■ Set exercise
Search the data for the string "Winchester" and extract every line where it appears.
# start of Material for this task
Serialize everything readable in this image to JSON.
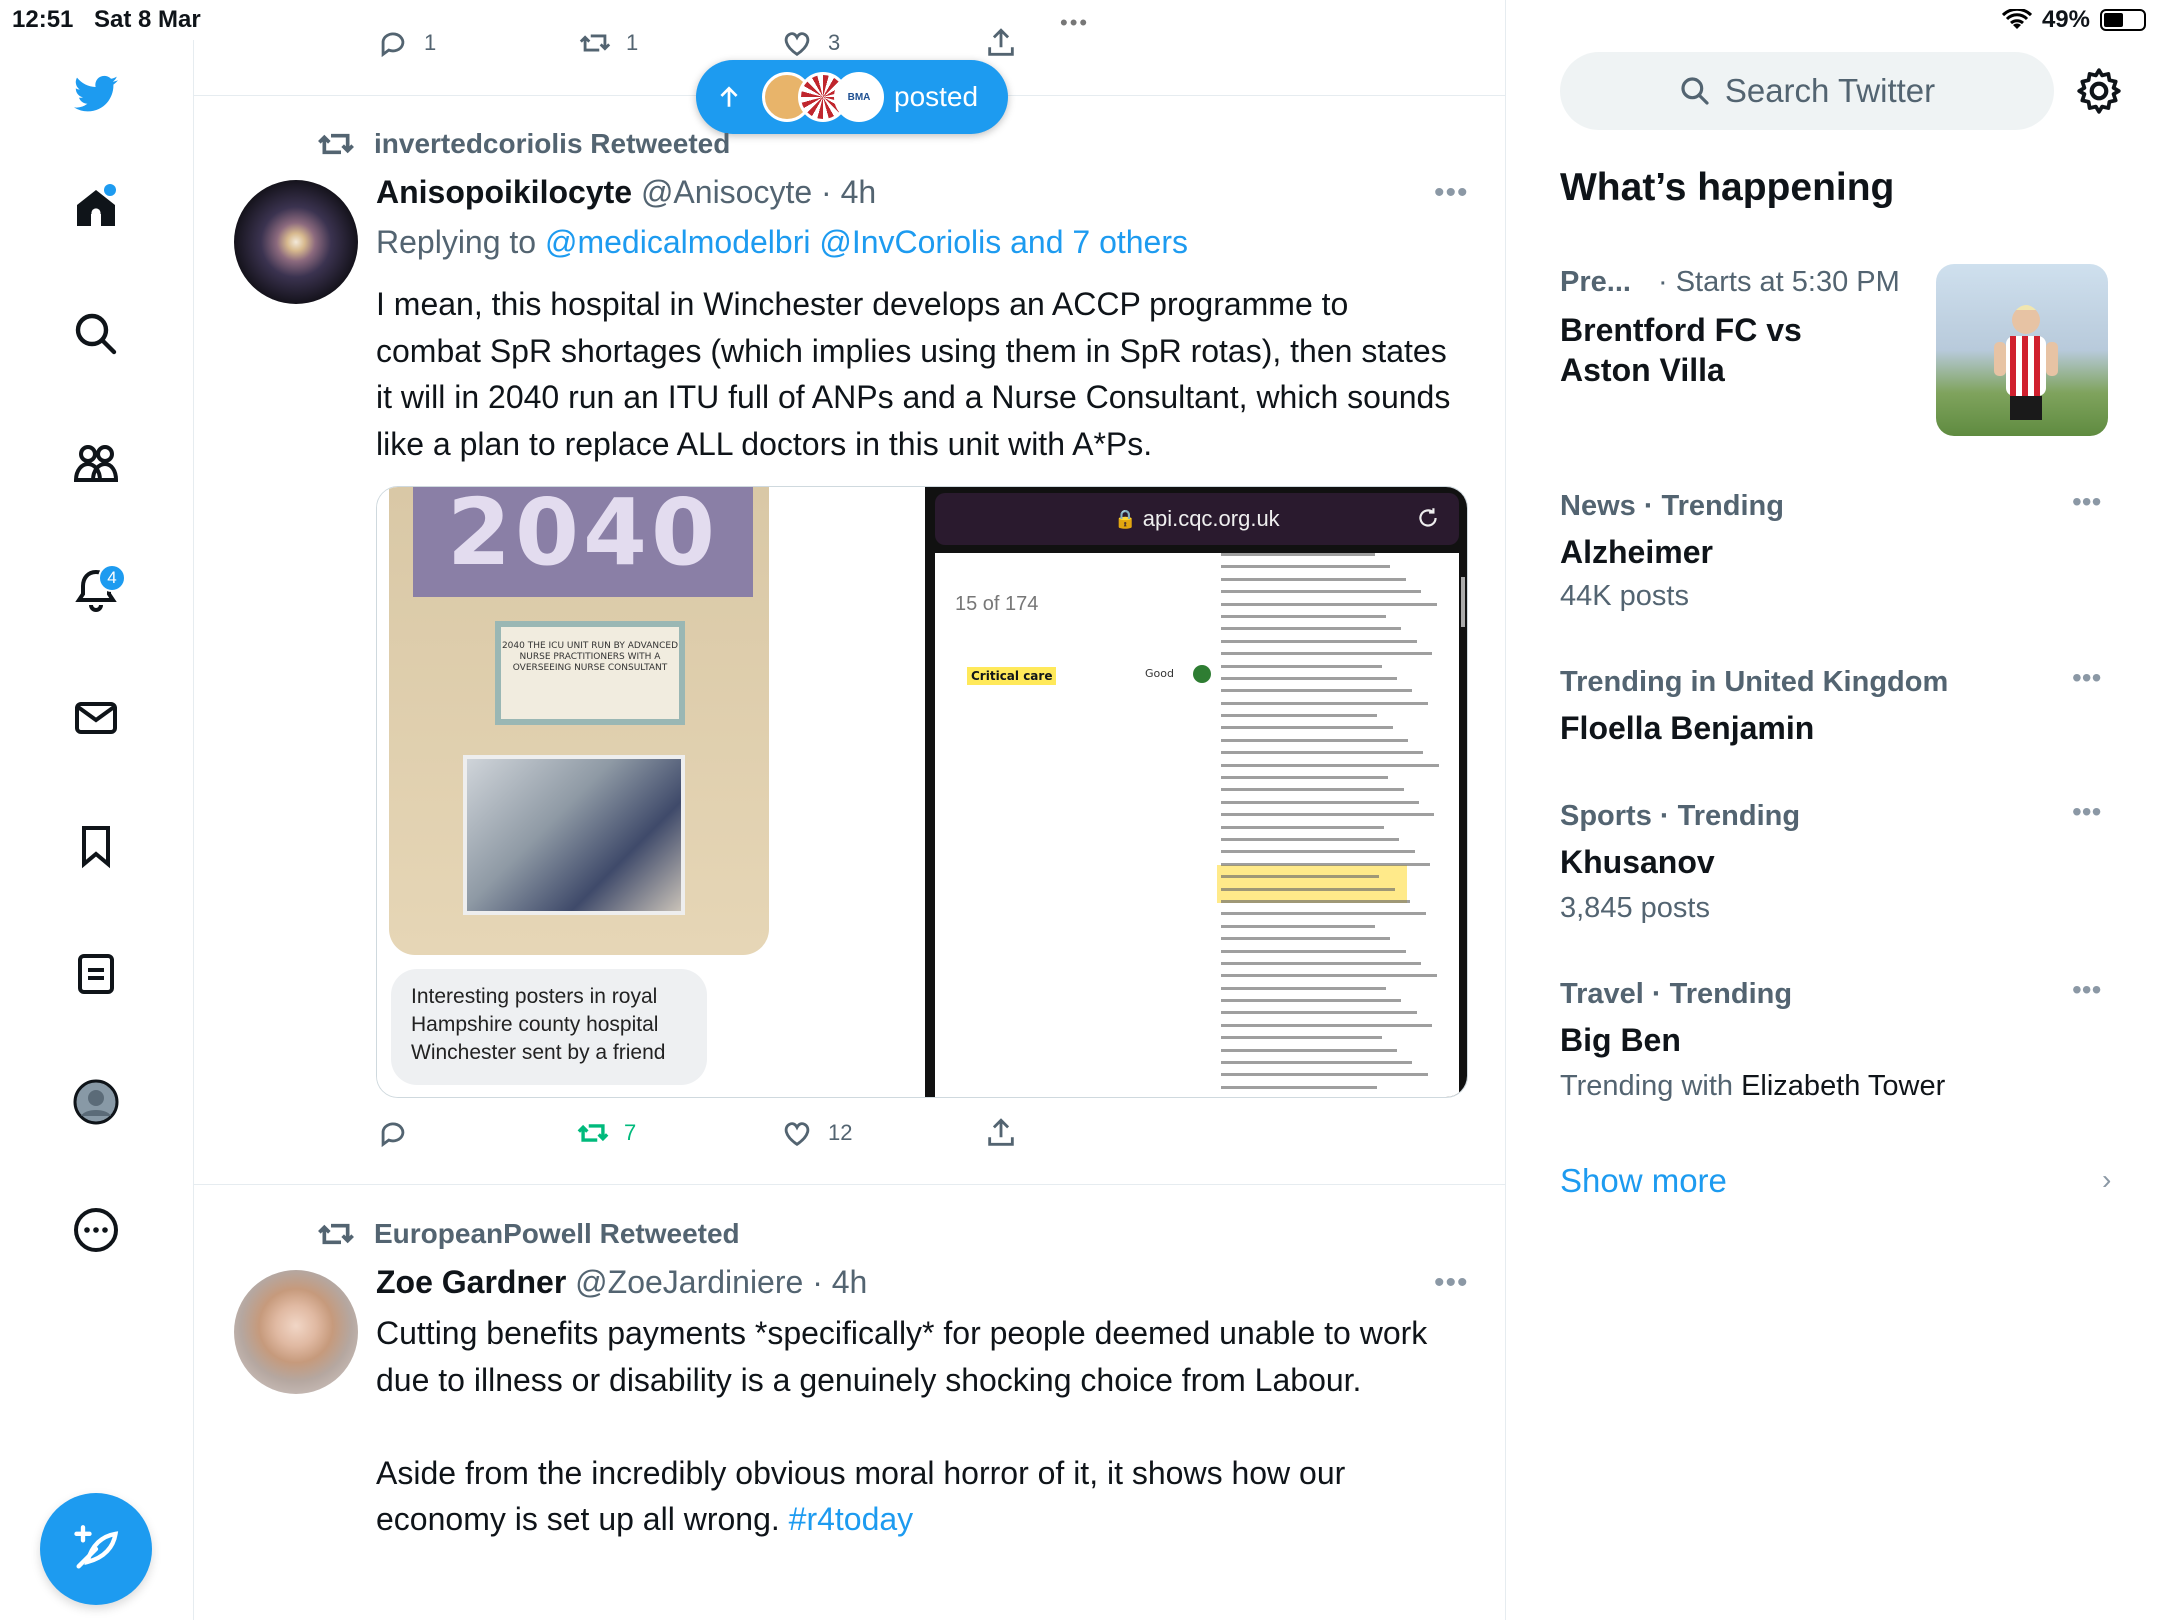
{
  "status_bar": {
    "time": "12:51",
    "date": "Sat 8 Mar",
    "battery": "49%"
  },
  "nav": {
    "notifications_badge": "4",
    "icons": [
      "twitter-logo-icon",
      "home-icon",
      "search-icon",
      "communities-icon",
      "bell-icon",
      "mail-icon",
      "bookmark-icon",
      "lists-icon",
      "profile-icon",
      "more-icon"
    ]
  },
  "timeline": {
    "prev_tweet_counts": {
      "replies": "1",
      "retweets": "1",
      "likes": "3"
    },
    "new_posts_pill": {
      "label": "posted",
      "avatar_badge": "BMA"
    },
    "tweet1": {
      "retweeted_by": "invertedcoriolis Retweeted",
      "name": "Anisopoikilocyte",
      "handle": "@Anisocyte",
      "time": "· 4h",
      "replying_prefix": "Replying to",
      "replying_links": "@medicalmodelbri @InvCoriolis and 7 others",
      "text": "I mean, this hospital in Winchester develops an ACCP programme to combat SpR shortages (which implies using them in SpR rotas), then states it will in 2040 run an ITU full of ANPs and a Nurse Consultant, which sounds like a plan to replace ALL doctors in this unit with A*Ps.",
      "media": {
        "poster_year": "2040",
        "poster_card_text": "2040 THE ICU UNIT RUN BY ADVANCED NURSE PRACTITIONERS WITH A OVERSEEING NURSE CONSULTANT",
        "caption": "Interesting posters in royal Hampshire county hospital Winchester sent by a friend",
        "url": "api.cqc.org.uk",
        "page_counter": "15 of 174",
        "doc_label": "Critical care",
        "doc_rating": "Good"
      },
      "counts": {
        "replies": "",
        "retweets": "7",
        "likes": "12"
      }
    },
    "tweet2": {
      "retweeted_by": "EuropeanPowell Retweeted",
      "name": "Zoe Gardner",
      "handle": "@ZoeJardiniere",
      "time": "· 4h",
      "text_p1": "Cutting benefits payments *specifically* for people deemed unable to work due to illness or disability is a genuinely shocking choice from Labour.",
      "text_p2": "Aside from the incredibly obvious moral horror of it, it shows how our economy is set up all wrong. ",
      "hashtag": "#r4today"
    }
  },
  "sidebar": {
    "search_placeholder": "Search Twitter",
    "whats_happening": "What’s happening",
    "trends": [
      {
        "meta": "Pre...",
        "meta2": "· Starts at 5:30 PM",
        "title_line1": "Brentford FC vs",
        "title_line2": "Aston Villa"
      },
      {
        "meta": "News · Trending",
        "title": "Alzheimer",
        "sub": "44K posts"
      },
      {
        "meta": "Trending in United Kingdom",
        "title": "Floella Benjamin"
      },
      {
        "meta": "Sports · Trending",
        "title": "Khusanov",
        "sub": "3,845 posts"
      },
      {
        "meta": "Travel · Trending",
        "title": "Big Ben",
        "sub_prefix": "Trending with ",
        "sub_strong": "Elizabeth Tower"
      }
    ],
    "show_more": "Show more"
  }
}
# end of Material for this task
■ Final result
      "text": "I mean, this hospital in Winchester develops an ACCP programme to combat SpR shortages (which implies using them in SpR rotas), then states it will in 2040 run an ITU full of ANPs and a Nurse Consultant, which sounds like a plan to replace ALL doctors in this unit with A*Ps.",
        "caption": "Interesting posters in royal Hampshire county hospital Winchester sent by a friend",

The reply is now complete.